[Data items]
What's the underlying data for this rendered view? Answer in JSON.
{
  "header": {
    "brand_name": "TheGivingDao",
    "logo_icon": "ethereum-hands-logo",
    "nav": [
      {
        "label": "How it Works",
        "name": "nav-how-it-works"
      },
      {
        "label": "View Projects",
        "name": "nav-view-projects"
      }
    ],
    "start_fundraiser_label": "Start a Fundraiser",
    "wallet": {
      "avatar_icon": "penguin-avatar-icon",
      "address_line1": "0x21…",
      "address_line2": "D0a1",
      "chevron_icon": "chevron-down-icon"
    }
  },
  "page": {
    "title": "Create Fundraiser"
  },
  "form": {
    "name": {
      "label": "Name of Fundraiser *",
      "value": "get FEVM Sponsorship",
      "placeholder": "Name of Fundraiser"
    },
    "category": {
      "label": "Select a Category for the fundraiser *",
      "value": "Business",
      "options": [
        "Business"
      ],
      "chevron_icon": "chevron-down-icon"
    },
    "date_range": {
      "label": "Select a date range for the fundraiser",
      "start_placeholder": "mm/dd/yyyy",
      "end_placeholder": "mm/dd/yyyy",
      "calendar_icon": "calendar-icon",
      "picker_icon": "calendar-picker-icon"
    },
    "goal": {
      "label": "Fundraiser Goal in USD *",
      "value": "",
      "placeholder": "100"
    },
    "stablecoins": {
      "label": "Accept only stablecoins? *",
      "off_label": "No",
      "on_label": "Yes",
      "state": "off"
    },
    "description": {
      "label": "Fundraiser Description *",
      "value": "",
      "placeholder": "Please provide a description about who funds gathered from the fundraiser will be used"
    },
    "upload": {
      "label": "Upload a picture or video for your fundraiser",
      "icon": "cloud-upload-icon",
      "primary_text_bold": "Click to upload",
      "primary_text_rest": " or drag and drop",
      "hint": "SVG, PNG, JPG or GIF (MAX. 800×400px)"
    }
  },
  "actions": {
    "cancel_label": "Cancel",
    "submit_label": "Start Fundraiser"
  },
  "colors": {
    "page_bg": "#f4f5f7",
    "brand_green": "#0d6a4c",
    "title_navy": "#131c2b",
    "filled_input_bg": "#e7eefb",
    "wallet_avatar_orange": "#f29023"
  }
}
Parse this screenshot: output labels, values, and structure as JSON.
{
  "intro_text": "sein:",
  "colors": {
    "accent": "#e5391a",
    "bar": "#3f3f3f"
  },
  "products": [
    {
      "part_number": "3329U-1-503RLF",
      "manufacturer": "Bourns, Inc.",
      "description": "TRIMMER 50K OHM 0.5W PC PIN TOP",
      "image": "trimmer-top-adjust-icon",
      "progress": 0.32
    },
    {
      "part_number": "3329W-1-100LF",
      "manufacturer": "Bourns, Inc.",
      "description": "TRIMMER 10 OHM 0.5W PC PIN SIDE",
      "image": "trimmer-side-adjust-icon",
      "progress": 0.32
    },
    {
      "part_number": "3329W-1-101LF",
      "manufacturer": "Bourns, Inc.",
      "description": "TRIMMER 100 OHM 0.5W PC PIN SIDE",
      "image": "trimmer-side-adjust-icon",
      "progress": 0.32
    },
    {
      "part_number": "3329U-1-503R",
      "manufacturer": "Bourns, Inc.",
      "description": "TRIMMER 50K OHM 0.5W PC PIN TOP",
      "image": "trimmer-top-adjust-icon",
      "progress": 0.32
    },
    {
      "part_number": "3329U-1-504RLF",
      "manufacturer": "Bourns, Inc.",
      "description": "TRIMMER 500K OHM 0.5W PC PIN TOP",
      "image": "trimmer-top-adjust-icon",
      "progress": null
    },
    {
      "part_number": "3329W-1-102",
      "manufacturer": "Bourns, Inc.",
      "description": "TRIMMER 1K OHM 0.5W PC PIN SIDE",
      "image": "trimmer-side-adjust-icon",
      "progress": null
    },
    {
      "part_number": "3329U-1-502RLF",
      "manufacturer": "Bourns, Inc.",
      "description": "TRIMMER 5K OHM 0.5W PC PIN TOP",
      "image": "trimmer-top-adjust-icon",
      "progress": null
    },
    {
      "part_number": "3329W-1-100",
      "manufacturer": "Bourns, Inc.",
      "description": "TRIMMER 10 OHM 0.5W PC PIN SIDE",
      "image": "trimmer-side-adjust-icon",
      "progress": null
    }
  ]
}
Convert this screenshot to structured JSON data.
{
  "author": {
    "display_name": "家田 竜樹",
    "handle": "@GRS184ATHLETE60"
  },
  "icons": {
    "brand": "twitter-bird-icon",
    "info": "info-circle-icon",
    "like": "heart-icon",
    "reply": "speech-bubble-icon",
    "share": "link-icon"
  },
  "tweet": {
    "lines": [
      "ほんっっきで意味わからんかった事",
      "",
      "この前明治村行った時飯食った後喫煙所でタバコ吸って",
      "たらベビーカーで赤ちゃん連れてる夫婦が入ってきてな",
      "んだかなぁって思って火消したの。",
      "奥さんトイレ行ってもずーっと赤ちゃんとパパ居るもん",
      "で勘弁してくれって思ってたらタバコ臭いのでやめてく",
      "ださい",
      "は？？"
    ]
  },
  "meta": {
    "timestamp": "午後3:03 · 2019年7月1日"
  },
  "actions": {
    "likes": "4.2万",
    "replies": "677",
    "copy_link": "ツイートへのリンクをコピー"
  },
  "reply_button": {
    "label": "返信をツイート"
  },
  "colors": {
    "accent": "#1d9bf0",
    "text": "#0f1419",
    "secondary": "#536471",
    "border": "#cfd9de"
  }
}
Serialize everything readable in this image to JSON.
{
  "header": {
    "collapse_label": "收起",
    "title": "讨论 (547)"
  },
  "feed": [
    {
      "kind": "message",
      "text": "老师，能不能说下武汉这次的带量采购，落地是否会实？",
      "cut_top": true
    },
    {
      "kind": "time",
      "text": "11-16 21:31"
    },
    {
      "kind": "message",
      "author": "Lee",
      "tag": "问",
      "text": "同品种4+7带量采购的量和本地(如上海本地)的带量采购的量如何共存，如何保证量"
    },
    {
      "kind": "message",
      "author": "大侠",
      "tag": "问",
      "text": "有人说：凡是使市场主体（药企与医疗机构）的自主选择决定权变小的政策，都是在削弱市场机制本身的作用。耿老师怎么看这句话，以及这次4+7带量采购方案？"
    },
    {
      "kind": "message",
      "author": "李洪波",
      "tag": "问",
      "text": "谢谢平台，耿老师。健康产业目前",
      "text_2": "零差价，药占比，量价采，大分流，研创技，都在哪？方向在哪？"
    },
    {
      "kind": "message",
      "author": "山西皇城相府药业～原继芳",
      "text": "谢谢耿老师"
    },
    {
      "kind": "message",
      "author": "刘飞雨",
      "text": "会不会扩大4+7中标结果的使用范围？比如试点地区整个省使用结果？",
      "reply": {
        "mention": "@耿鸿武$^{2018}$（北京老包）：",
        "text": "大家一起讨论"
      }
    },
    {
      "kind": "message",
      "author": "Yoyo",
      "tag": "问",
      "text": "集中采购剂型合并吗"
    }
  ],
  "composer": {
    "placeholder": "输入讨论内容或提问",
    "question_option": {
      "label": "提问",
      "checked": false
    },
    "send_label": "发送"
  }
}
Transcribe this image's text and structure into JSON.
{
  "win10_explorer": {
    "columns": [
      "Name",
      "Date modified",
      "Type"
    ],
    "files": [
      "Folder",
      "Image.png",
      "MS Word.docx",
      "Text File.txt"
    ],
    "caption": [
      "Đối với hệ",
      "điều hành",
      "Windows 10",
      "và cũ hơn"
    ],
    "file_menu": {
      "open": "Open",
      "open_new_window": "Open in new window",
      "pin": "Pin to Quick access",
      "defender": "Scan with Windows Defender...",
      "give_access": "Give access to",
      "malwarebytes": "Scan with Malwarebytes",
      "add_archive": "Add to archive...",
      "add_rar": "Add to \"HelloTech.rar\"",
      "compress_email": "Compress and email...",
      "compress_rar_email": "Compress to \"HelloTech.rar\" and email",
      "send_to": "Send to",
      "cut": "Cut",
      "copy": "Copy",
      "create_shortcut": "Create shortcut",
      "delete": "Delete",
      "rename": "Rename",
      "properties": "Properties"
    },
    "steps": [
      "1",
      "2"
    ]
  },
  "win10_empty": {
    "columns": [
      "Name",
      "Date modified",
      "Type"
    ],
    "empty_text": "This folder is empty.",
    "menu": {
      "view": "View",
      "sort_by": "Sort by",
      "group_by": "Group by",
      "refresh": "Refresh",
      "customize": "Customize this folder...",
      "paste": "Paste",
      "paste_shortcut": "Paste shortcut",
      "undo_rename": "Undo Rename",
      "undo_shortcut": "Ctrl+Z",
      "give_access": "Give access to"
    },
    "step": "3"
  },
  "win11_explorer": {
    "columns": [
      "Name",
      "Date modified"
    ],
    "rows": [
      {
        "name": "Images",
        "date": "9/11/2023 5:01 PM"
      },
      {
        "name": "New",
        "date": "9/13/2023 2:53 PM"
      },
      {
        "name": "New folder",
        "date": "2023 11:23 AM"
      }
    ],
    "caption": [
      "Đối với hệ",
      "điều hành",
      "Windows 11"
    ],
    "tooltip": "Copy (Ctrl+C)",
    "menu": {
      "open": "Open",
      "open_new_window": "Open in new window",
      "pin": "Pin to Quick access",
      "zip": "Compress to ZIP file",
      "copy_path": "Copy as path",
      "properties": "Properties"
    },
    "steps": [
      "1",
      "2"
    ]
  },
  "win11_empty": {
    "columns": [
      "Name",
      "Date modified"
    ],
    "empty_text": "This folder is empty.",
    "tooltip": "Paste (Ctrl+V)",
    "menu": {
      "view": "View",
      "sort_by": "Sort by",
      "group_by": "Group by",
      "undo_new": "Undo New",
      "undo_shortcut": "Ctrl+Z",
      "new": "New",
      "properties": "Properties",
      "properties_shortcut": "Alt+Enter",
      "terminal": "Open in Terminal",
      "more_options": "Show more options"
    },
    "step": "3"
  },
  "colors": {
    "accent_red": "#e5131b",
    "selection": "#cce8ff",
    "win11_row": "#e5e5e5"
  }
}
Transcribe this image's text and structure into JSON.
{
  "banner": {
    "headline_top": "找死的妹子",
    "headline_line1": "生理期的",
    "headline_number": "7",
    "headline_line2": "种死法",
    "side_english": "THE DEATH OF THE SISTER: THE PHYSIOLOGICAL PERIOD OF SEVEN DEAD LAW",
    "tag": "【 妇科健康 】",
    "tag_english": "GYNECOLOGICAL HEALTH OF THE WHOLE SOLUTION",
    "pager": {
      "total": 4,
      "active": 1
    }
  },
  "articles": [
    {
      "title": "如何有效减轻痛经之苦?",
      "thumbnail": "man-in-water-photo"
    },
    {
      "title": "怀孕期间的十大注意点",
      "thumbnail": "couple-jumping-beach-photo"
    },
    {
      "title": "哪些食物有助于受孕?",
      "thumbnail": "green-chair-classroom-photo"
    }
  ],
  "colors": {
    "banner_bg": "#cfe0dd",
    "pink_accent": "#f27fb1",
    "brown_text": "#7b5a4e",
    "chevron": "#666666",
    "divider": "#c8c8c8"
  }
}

#### Required task:
The lines above form a set of records; determine how many of them contain the string "yyyy" and give that number alone.

#### Reply to the task:
2